WHAT TO PRODUCE
Can you quote exactly the stretch of lines from the one with "What text is on this page?" through the final line of the material, both ends included?

-- DATA FOR THIS EXERCISE start --

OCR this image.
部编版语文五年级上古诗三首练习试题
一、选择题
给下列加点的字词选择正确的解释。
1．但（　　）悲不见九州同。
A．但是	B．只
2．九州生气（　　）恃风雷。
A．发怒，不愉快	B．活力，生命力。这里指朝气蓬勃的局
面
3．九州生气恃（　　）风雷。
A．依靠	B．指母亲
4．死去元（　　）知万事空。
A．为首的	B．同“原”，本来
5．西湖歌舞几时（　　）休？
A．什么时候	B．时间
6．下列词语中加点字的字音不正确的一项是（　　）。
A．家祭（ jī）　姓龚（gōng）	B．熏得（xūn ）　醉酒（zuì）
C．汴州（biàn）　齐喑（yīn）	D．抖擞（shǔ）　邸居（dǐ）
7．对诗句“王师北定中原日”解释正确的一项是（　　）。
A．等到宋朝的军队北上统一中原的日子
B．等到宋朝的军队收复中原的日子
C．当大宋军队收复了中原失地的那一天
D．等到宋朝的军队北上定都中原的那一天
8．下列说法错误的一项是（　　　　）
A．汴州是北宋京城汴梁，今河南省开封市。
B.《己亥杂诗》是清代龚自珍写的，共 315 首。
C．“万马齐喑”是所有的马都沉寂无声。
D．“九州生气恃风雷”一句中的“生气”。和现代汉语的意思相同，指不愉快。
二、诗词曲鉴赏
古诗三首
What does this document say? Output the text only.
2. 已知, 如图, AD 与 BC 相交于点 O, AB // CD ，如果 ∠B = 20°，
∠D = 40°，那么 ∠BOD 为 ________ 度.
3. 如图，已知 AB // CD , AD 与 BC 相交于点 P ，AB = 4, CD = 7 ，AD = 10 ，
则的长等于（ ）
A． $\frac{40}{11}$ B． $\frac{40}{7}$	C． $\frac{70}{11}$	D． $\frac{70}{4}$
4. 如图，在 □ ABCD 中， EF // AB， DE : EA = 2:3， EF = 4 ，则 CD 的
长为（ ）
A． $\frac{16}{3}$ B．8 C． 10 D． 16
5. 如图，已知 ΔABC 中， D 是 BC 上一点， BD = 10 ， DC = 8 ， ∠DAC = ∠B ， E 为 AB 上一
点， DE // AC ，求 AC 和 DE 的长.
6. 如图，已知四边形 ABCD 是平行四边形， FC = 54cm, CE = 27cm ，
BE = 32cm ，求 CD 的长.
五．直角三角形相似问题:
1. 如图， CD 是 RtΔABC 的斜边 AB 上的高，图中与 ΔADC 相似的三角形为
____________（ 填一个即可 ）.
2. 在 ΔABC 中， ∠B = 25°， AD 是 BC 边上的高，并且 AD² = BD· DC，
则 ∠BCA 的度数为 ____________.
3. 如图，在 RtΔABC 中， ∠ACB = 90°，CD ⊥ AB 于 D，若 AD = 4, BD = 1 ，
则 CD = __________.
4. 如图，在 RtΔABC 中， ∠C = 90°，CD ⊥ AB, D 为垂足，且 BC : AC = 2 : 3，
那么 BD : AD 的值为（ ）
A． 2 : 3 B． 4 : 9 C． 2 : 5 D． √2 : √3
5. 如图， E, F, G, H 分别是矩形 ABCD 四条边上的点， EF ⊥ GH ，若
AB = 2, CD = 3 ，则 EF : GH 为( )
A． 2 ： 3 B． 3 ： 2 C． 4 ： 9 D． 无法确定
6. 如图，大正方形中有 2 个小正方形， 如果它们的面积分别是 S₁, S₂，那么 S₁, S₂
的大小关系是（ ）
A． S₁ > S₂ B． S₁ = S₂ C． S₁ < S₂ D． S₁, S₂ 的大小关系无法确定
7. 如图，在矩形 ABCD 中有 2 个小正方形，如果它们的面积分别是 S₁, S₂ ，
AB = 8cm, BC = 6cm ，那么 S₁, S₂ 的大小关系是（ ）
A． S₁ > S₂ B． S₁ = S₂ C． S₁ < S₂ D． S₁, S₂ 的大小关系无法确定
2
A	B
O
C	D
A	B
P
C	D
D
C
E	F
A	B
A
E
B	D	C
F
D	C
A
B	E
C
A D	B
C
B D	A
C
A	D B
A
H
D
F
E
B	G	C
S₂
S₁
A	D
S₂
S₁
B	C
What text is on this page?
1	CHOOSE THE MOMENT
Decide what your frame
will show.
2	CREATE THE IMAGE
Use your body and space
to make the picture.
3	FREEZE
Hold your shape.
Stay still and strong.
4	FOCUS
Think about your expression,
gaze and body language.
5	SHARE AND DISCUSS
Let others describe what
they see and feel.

-- DATA FOR THIS EXERCISE end --

WRITTEN ANSWER
What text is on this page?
1	CHOOSE THE MOMENT
Decide what your frame
will show.
2	CREATE THE IMAGE
Use your body and space
to make the picture.
3	FREEZE
Hold your shape.
Stay still and strong.
4	FOCUS
Think about your expression,
gaze and body language.
5	SHARE AND DISCUSS
Let others describe what
they see and feel.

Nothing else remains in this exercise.